→ Provided records

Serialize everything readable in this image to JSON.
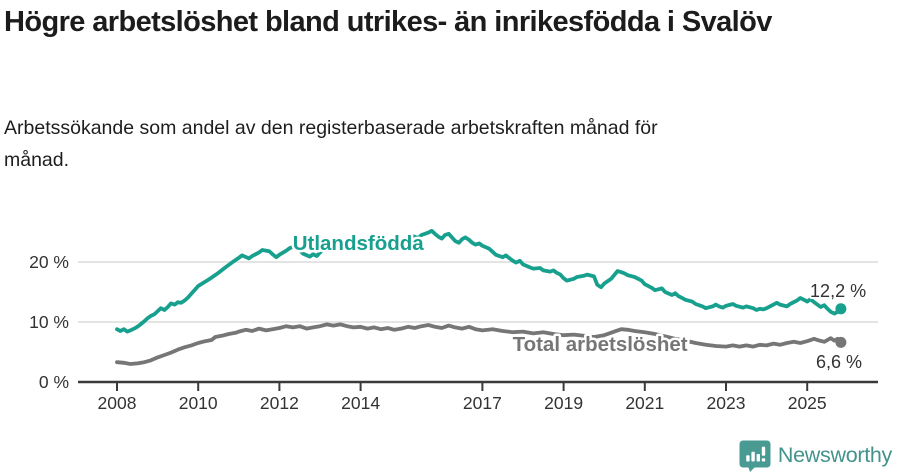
{
  "header": {
    "title": "Högre arbetslöshet bland utrikes- än inrikesfödda i Svalöv",
    "subtitle": "Arbetssökande som andel av den registerbaserade arbetskraften månad för månad."
  },
  "footer": {
    "brand": "Newsworthy",
    "brand_color": "#43938d",
    "logo_icon": "speech-bubble-with-bar-chart-and-exclamation",
    "logo_icon_color": "#4a9a94"
  },
  "chart_data": {
    "type": "line",
    "title": "Högre arbetslöshet bland utrikes- än inrikesfödda i Svalöv",
    "subtitle": "Arbetssökande som andel av den registerbaserade arbetskraften månad för månad.",
    "unit": "%",
    "xlim": [
      2007.05,
      2026.7
    ],
    "ylim": [
      0,
      26
    ],
    "grid": "horizontal-only",
    "legend_position": "inline-labels-on-lines",
    "style": {
      "grid_color": "#dcdcdc",
      "axis_color": "#3a3a3a",
      "text_color": "#333333",
      "background": "#ffffff"
    },
    "y_ticks": [
      {
        "value": 0,
        "label": "0 %"
      },
      {
        "value": 10,
        "label": "10 %"
      },
      {
        "value": 20,
        "label": "20 %"
      }
    ],
    "x_ticks": [
      {
        "year": 2008,
        "label": "2008"
      },
      {
        "year": 2010,
        "label": "2010"
      },
      {
        "year": 2012,
        "label": "2012"
      },
      {
        "year": 2014,
        "label": "2014"
      },
      {
        "year": 2017,
        "label": "2017"
      },
      {
        "year": 2019,
        "label": "2019"
      },
      {
        "year": 2021,
        "label": "2021"
      },
      {
        "year": 2023,
        "label": "2023"
      },
      {
        "year": 2025,
        "label": "2025"
      }
    ],
    "series": [
      {
        "id": "utlandsfodda",
        "name": "Utlandsfödda",
        "color": "#18a08e",
        "end_value_label": "12,2 %",
        "label": {
          "text": "Utlandsfödda",
          "x": 2013.94,
          "y": 22.0
        },
        "annotation": {
          "text": "12,2 %",
          "x": 2026.45,
          "y": 14.2
        },
        "points": [
          [
            2008.0,
            8.8
          ],
          [
            2008.08,
            8.5
          ],
          [
            2008.17,
            8.8
          ],
          [
            2008.25,
            8.4
          ],
          [
            2008.33,
            8.6
          ],
          [
            2008.42,
            8.9
          ],
          [
            2008.5,
            9.2
          ],
          [
            2008.58,
            9.6
          ],
          [
            2008.67,
            10.1
          ],
          [
            2008.75,
            10.6
          ],
          [
            2008.83,
            11.0
          ],
          [
            2008.92,
            11.3
          ],
          [
            2009.0,
            11.8
          ],
          [
            2009.08,
            12.3
          ],
          [
            2009.17,
            12.0
          ],
          [
            2009.25,
            12.5
          ],
          [
            2009.33,
            13.1
          ],
          [
            2009.42,
            12.9
          ],
          [
            2009.5,
            13.3
          ],
          [
            2009.58,
            13.2
          ],
          [
            2009.67,
            13.6
          ],
          [
            2009.75,
            14.1
          ],
          [
            2009.83,
            14.7
          ],
          [
            2009.92,
            15.4
          ],
          [
            2010.0,
            16.0
          ],
          [
            2010.17,
            16.7
          ],
          [
            2010.33,
            17.4
          ],
          [
            2010.5,
            18.2
          ],
          [
            2010.67,
            19.1
          ],
          [
            2010.83,
            19.9
          ],
          [
            2011.0,
            20.7
          ],
          [
            2011.08,
            21.1
          ],
          [
            2011.25,
            20.6
          ],
          [
            2011.33,
            21.0
          ],
          [
            2011.5,
            21.6
          ],
          [
            2011.58,
            22.0
          ],
          [
            2011.75,
            21.8
          ],
          [
            2011.83,
            21.3
          ],
          [
            2011.92,
            20.8
          ],
          [
            2012.0,
            21.2
          ],
          [
            2012.17,
            21.9
          ],
          [
            2012.25,
            22.3
          ],
          [
            2012.33,
            22.5
          ],
          [
            2012.5,
            22.0
          ],
          [
            2012.58,
            21.4
          ],
          [
            2012.75,
            20.9
          ],
          [
            2012.83,
            21.3
          ],
          [
            2012.92,
            21.0
          ],
          [
            2013.0,
            21.6
          ],
          [
            2013.17,
            22.4
          ],
          [
            2013.25,
            22.7
          ],
          [
            2013.42,
            22.4
          ],
          [
            2013.5,
            23.0
          ],
          [
            2013.67,
            23.3
          ],
          [
            2013.75,
            22.8
          ],
          [
            2013.83,
            22.2
          ],
          [
            2013.92,
            22.1
          ],
          [
            2014.0,
            22.5
          ],
          [
            2014.17,
            23.1
          ],
          [
            2014.25,
            23.5
          ],
          [
            2014.33,
            23.1
          ],
          [
            2014.5,
            22.8
          ],
          [
            2014.58,
            23.3
          ],
          [
            2014.75,
            23.8
          ],
          [
            2014.83,
            23.2
          ],
          [
            2014.92,
            23.0
          ],
          [
            2015.0,
            23.5
          ],
          [
            2015.17,
            24.1
          ],
          [
            2015.25,
            24.4
          ],
          [
            2015.42,
            24.0
          ],
          [
            2015.5,
            24.5
          ],
          [
            2015.67,
            24.9
          ],
          [
            2015.75,
            25.2
          ],
          [
            2015.83,
            24.7
          ],
          [
            2015.92,
            24.2
          ],
          [
            2016.0,
            23.9
          ],
          [
            2016.08,
            24.5
          ],
          [
            2016.17,
            24.7
          ],
          [
            2016.25,
            24.1
          ],
          [
            2016.33,
            23.5
          ],
          [
            2016.42,
            23.2
          ],
          [
            2016.5,
            23.8
          ],
          [
            2016.58,
            24.1
          ],
          [
            2016.67,
            23.7
          ],
          [
            2016.75,
            23.2
          ],
          [
            2016.83,
            22.9
          ],
          [
            2016.92,
            23.1
          ],
          [
            2017.0,
            22.7
          ],
          [
            2017.17,
            22.2
          ],
          [
            2017.25,
            21.7
          ],
          [
            2017.33,
            21.2
          ],
          [
            2017.5,
            20.8
          ],
          [
            2017.58,
            21.1
          ],
          [
            2017.67,
            20.6
          ],
          [
            2017.75,
            20.2
          ],
          [
            2017.83,
            19.9
          ],
          [
            2017.92,
            20.2
          ],
          [
            2018.0,
            19.6
          ],
          [
            2018.17,
            19.1
          ],
          [
            2018.25,
            18.9
          ],
          [
            2018.42,
            19.0
          ],
          [
            2018.5,
            18.6
          ],
          [
            2018.67,
            18.4
          ],
          [
            2018.75,
            18.6
          ],
          [
            2018.83,
            18.2
          ],
          [
            2018.92,
            17.9
          ],
          [
            2019.0,
            17.3
          ],
          [
            2019.08,
            16.9
          ],
          [
            2019.25,
            17.2
          ],
          [
            2019.33,
            17.5
          ],
          [
            2019.5,
            17.7
          ],
          [
            2019.58,
            17.9
          ],
          [
            2019.75,
            17.6
          ],
          [
            2019.83,
            16.2
          ],
          [
            2019.92,
            15.8
          ],
          [
            2020.0,
            16.4
          ],
          [
            2020.17,
            17.2
          ],
          [
            2020.33,
            18.5
          ],
          [
            2020.42,
            18.3
          ],
          [
            2020.5,
            18.1
          ],
          [
            2020.58,
            17.8
          ],
          [
            2020.75,
            17.5
          ],
          [
            2020.92,
            16.9
          ],
          [
            2021.0,
            16.3
          ],
          [
            2021.17,
            15.7
          ],
          [
            2021.25,
            15.3
          ],
          [
            2021.42,
            15.6
          ],
          [
            2021.5,
            15.0
          ],
          [
            2021.67,
            14.5
          ],
          [
            2021.75,
            14.8
          ],
          [
            2021.83,
            14.3
          ],
          [
            2021.92,
            14.0
          ],
          [
            2022.0,
            13.7
          ],
          [
            2022.17,
            13.4
          ],
          [
            2022.25,
            13.0
          ],
          [
            2022.42,
            12.6
          ],
          [
            2022.5,
            12.3
          ],
          [
            2022.67,
            12.6
          ],
          [
            2022.75,
            12.9
          ],
          [
            2022.83,
            12.6
          ],
          [
            2022.92,
            12.4
          ],
          [
            2023.0,
            12.7
          ],
          [
            2023.17,
            13.0
          ],
          [
            2023.25,
            12.7
          ],
          [
            2023.42,
            12.4
          ],
          [
            2023.5,
            12.6
          ],
          [
            2023.67,
            12.3
          ],
          [
            2023.75,
            12.0
          ],
          [
            2023.83,
            12.2
          ],
          [
            2023.92,
            12.1
          ],
          [
            2024.0,
            12.3
          ],
          [
            2024.17,
            12.9
          ],
          [
            2024.25,
            13.2
          ],
          [
            2024.33,
            12.9
          ],
          [
            2024.5,
            12.6
          ],
          [
            2024.58,
            13.0
          ],
          [
            2024.75,
            13.6
          ],
          [
            2024.83,
            14.0
          ],
          [
            2024.92,
            13.7
          ],
          [
            2025.0,
            13.4
          ],
          [
            2025.08,
            13.8
          ],
          [
            2025.17,
            13.3
          ],
          [
            2025.25,
            12.9
          ],
          [
            2025.33,
            12.5
          ],
          [
            2025.42,
            12.8
          ],
          [
            2025.5,
            12.2
          ],
          [
            2025.58,
            11.7
          ],
          [
            2025.67,
            11.4
          ],
          [
            2025.75,
            11.7
          ],
          [
            2025.83,
            12.2
          ]
        ]
      },
      {
        "id": "total",
        "name": "Total arbetslöshet",
        "color": "#767676",
        "end_value_label": "6,6 %",
        "label": {
          "text": "Total arbetslöshet",
          "x": 2019.9,
          "y": 5.2
        },
        "annotation": {
          "text": "6,6 %",
          "x": 2026.35,
          "y": 2.3
        },
        "points": [
          [
            2008.0,
            3.3
          ],
          [
            2008.17,
            3.2
          ],
          [
            2008.33,
            3.0
          ],
          [
            2008.5,
            3.1
          ],
          [
            2008.67,
            3.3
          ],
          [
            2008.83,
            3.6
          ],
          [
            2009.0,
            4.1
          ],
          [
            2009.17,
            4.5
          ],
          [
            2009.33,
            4.9
          ],
          [
            2009.5,
            5.4
          ],
          [
            2009.67,
            5.8
          ],
          [
            2009.83,
            6.1
          ],
          [
            2010.0,
            6.5
          ],
          [
            2010.17,
            6.8
          ],
          [
            2010.33,
            7.0
          ],
          [
            2010.42,
            7.5
          ],
          [
            2010.58,
            7.7
          ],
          [
            2010.75,
            8.0
          ],
          [
            2010.92,
            8.2
          ],
          [
            2011.0,
            8.4
          ],
          [
            2011.17,
            8.7
          ],
          [
            2011.33,
            8.5
          ],
          [
            2011.5,
            8.9
          ],
          [
            2011.67,
            8.6
          ],
          [
            2011.83,
            8.8
          ],
          [
            2012.0,
            9.0
          ],
          [
            2012.17,
            9.3
          ],
          [
            2012.33,
            9.1
          ],
          [
            2012.5,
            9.3
          ],
          [
            2012.67,
            8.9
          ],
          [
            2012.83,
            9.1
          ],
          [
            2013.0,
            9.3
          ],
          [
            2013.17,
            9.6
          ],
          [
            2013.33,
            9.4
          ],
          [
            2013.5,
            9.6
          ],
          [
            2013.67,
            9.3
          ],
          [
            2013.83,
            9.1
          ],
          [
            2014.0,
            9.2
          ],
          [
            2014.17,
            8.9
          ],
          [
            2014.33,
            9.1
          ],
          [
            2014.5,
            8.8
          ],
          [
            2014.67,
            9.0
          ],
          [
            2014.83,
            8.7
          ],
          [
            2015.0,
            8.9
          ],
          [
            2015.17,
            9.2
          ],
          [
            2015.33,
            9.0
          ],
          [
            2015.5,
            9.3
          ],
          [
            2015.67,
            9.5
          ],
          [
            2015.83,
            9.2
          ],
          [
            2016.0,
            9.0
          ],
          [
            2016.17,
            9.4
          ],
          [
            2016.33,
            9.1
          ],
          [
            2016.5,
            8.9
          ],
          [
            2016.67,
            9.2
          ],
          [
            2016.83,
            8.8
          ],
          [
            2017.0,
            8.6
          ],
          [
            2017.25,
            8.8
          ],
          [
            2017.5,
            8.5
          ],
          [
            2017.75,
            8.3
          ],
          [
            2018.0,
            8.4
          ],
          [
            2018.25,
            8.1
          ],
          [
            2018.5,
            8.3
          ],
          [
            2018.75,
            8.0
          ],
          [
            2019.0,
            7.8
          ],
          [
            2019.25,
            7.9
          ],
          [
            2019.5,
            7.7
          ],
          [
            2019.75,
            7.5
          ],
          [
            2020.0,
            7.8
          ],
          [
            2020.25,
            8.4
          ],
          [
            2020.42,
            8.8
          ],
          [
            2020.58,
            8.7
          ],
          [
            2020.75,
            8.5
          ],
          [
            2021.0,
            8.3
          ],
          [
            2021.25,
            8.0
          ],
          [
            2021.5,
            7.6
          ],
          [
            2021.75,
            7.2
          ],
          [
            2022.0,
            6.9
          ],
          [
            2022.25,
            6.5
          ],
          [
            2022.5,
            6.2
          ],
          [
            2022.75,
            6.0
          ],
          [
            2023.0,
            5.9
          ],
          [
            2023.17,
            6.1
          ],
          [
            2023.33,
            5.9
          ],
          [
            2023.5,
            6.1
          ],
          [
            2023.67,
            5.9
          ],
          [
            2023.83,
            6.2
          ],
          [
            2024.0,
            6.1
          ],
          [
            2024.17,
            6.4
          ],
          [
            2024.33,
            6.2
          ],
          [
            2024.5,
            6.5
          ],
          [
            2024.67,
            6.7
          ],
          [
            2024.83,
            6.5
          ],
          [
            2025.0,
            6.8
          ],
          [
            2025.17,
            7.2
          ],
          [
            2025.25,
            7.0
          ],
          [
            2025.42,
            6.7
          ],
          [
            2025.5,
            7.0
          ],
          [
            2025.58,
            7.3
          ],
          [
            2025.67,
            6.9
          ],
          [
            2025.75,
            7.2
          ],
          [
            2025.83,
            6.6
          ]
        ]
      }
    ]
  }
}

→ Direction
Determine the number of lines containing "subtitle". Write only that number.

→ Response to the task
2